* Exercise description *
Continue the passage on writing business plans for recycling companies from the point where it stops.

* Source passage *
A good business plan is important to obtaining financing for a new or growing recycling company. A written plan can help an entrepreneur explain to a financier how a loan or investment will be repaid and rewarded. In addition, the plan can be a document that the management team, advisers, board and staff work together to develop. The business plan can continue to provide strategic focus and coordination for the marketing, operating, financing and staffing activities of the growing business. While some recycling entrepreneurs have been able to succeed while making decisions based only on their business instincts, having a written plan can help to ensure sustained and continued success.

The business’ founder, owner or chief executive should write the business plan, with input from other company team members. Consultants, government agencies and software programs can provide suggested templates and advice on different sections. However, just as the founder “owns” the company, he or she should “own” and take responsibility for writing and carrying out its plan for success. By developing the plan, the entrepreneur can make some of the potential mistakes on paper, instead of in practice. The plan and its projections can become yardsticks for measuring the progress of the company.

* Supplied material *
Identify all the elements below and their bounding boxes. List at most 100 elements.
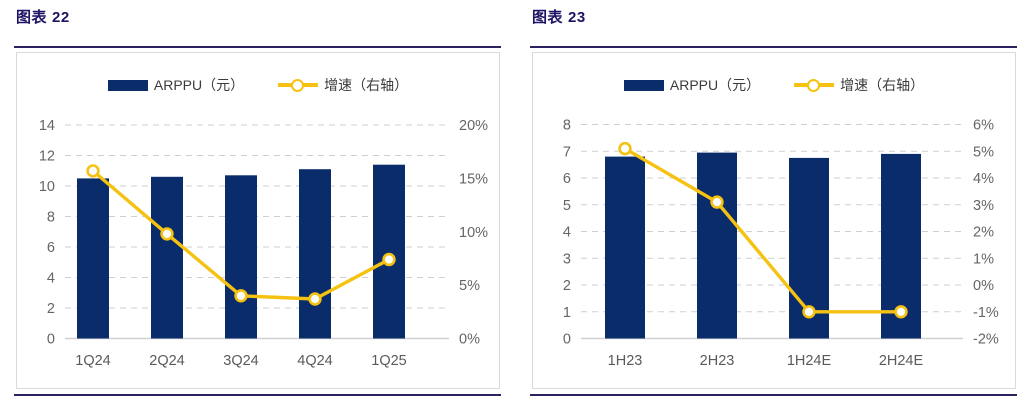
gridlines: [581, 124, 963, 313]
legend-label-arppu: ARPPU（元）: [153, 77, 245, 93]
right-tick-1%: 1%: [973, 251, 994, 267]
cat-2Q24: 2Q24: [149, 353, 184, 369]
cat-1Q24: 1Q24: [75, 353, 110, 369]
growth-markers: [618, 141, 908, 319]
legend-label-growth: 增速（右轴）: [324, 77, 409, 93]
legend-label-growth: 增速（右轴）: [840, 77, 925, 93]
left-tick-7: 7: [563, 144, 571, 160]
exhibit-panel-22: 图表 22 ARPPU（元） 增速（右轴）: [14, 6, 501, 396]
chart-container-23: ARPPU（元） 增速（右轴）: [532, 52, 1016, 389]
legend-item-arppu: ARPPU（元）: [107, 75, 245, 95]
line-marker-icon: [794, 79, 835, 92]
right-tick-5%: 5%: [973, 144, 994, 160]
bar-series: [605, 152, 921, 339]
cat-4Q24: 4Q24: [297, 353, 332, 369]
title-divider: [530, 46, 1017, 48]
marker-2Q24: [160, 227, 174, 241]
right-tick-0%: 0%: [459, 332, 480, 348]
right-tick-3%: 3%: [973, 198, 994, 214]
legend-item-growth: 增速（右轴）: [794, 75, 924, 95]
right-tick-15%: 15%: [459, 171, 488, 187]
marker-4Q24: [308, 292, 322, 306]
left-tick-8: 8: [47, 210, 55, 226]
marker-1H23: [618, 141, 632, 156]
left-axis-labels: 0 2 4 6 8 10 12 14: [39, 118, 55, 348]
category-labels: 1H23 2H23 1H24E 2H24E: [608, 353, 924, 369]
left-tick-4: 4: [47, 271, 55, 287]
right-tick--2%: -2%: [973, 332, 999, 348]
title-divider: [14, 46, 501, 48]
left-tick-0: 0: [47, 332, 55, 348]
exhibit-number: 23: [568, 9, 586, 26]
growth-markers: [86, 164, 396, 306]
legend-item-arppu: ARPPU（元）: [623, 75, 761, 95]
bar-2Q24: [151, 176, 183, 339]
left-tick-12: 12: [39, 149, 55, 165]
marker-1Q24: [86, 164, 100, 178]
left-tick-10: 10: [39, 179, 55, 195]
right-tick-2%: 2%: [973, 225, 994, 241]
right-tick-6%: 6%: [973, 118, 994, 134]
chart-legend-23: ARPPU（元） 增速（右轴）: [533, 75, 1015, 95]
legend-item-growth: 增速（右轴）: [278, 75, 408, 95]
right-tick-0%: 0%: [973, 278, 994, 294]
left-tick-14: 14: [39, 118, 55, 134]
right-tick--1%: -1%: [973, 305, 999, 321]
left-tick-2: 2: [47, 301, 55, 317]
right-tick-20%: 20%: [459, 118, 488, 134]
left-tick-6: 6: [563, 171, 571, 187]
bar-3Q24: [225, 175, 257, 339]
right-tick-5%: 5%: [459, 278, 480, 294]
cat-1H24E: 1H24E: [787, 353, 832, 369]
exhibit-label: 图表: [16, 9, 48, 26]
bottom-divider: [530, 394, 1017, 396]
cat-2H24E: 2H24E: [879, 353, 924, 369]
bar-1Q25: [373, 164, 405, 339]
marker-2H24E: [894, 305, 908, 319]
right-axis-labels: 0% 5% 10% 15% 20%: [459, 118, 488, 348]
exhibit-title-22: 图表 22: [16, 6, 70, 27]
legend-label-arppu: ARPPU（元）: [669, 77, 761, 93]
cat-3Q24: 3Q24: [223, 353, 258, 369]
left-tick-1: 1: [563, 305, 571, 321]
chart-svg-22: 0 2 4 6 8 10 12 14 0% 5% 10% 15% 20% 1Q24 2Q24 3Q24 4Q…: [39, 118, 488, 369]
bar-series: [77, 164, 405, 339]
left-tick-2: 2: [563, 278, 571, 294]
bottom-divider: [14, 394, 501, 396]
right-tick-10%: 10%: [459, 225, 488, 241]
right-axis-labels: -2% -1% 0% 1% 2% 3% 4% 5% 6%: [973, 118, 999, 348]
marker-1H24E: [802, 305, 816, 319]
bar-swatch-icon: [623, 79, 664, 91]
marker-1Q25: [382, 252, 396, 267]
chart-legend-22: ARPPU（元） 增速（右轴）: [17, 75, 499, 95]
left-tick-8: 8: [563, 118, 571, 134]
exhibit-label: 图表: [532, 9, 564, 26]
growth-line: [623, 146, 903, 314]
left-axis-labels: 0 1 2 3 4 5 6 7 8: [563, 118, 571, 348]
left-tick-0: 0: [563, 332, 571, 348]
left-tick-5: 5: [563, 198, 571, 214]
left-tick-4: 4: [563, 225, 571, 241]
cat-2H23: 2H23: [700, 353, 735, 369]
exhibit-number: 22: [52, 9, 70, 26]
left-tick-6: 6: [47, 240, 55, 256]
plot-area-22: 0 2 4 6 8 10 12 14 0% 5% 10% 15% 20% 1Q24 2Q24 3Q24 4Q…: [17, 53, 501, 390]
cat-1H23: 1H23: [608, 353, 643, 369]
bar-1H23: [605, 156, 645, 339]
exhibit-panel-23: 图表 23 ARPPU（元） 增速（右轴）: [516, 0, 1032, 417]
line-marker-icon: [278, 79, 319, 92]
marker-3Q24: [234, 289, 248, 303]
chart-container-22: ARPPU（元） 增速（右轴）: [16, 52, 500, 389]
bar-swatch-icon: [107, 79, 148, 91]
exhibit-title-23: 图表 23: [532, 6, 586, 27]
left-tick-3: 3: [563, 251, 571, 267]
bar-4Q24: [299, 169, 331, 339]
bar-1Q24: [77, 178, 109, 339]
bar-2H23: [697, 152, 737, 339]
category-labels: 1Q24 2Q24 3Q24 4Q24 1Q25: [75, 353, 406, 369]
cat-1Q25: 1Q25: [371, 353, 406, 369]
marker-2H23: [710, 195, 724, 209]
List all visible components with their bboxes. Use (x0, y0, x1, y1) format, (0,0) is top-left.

* * *

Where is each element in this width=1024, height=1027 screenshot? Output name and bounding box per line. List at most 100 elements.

* Result of the task *
Finally, the business plan should be a living document, in a loose-leaf notebook and computer files that are revised annually or more frequently as circumstances change. Staff hiring, fixed asset purchases, marketing activities, new facilities, financing actions and budgets should all be consistent with the business plan. If the entrepreneur is making decisions that are out of step with the plan, he or she may indeed be on the right track, given a change in the company’s environment. However, the discipline of going back and revising the plan will help to point out unforeseen effects of a change in company strategy.

Ask for advice about your business plan from your accountant, lawyer, business partners, board members and consultants. Several books and software packages have been developed to help entrepreneurs in writing their plans. A few are listed in the Resources section at the end of this chapter.

Provided below is a brief overview of the important sections of a recycling business plan and some of the questions each section should answer. Depending on the size, type and stage of a business, some sections of the plan can be more or less extensive. Developing the business plan should not be seen as a big task separate from starting or running a business. Rather, developing the plan should involve compiling the market, management, operational and financial information necessary to the business into one well-organized document.

The remainder of this chapter is written as if addressed to an entrepreneur who is compiling and writing the business plan for his or her recycling company. The business plan sections are divided as shown in Figure 2-1.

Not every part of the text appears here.